Take the data that follows and retype it word for word.

════════════════

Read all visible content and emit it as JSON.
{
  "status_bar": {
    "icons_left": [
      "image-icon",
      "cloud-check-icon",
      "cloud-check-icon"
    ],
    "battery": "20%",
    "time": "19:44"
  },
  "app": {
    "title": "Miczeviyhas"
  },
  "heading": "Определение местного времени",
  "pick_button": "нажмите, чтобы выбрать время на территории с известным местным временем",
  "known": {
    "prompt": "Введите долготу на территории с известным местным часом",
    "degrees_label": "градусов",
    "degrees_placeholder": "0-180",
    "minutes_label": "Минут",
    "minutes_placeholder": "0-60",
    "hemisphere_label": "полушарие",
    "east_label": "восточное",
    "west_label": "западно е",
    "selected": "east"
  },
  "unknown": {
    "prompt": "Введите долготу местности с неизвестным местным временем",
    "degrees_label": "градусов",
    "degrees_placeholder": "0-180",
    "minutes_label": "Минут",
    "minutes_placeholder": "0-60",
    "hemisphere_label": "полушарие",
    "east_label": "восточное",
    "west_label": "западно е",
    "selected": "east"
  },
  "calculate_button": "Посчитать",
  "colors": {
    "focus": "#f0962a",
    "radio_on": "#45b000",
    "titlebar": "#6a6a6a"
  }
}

════════════════

▶ Answer
Read all visible content and emit it as JSON.
{
  "status_bar": {
    "icons_left": [
      "image-icon",
      "cloud-check-icon",
      "cloud-check-icon"
    ],
    "battery": "20%",
    "time": "19:44"
  },
  "app": {
    "title": "Miczeviyhas"
  },
  "heading": "Определение местного времени",
  "pick_button": "нажмите, чтобы выбрать время на территории с известным местным временем",
  "known": {
    "prompt": "Введите долготу на территории с известным местным часом",
    "degrees_label": "градусов",
    "degrees_placeholder": "0-180",
    "minutes_label": "Минут",
    "minutes_placeholder": "0-60",
    "hemisphere_label": "полушарие",
    "east_label": "восточное",
    "west_label": "западно е",
    "selected": "east"
  },
  "unknown": {
    "prompt": "Введите долготу местности с неизвестным местным временем",
    "degrees_label": "градусов",
    "degrees_placeholder": "0-180",
    "minutes_label": "Минут",
    "minutes_placeholder": "0-60",
    "hemisphere_label": "полушарие",
    "east_label": "восточное",
    "west_label": "западно е",
    "selected": "east"
  },
  "calculate_button": "Посчитать",
  "colors": {
    "focus": "#f0962a",
    "radio_on": "#45b000",
    "titlebar": "#6a6a6a"
  }
}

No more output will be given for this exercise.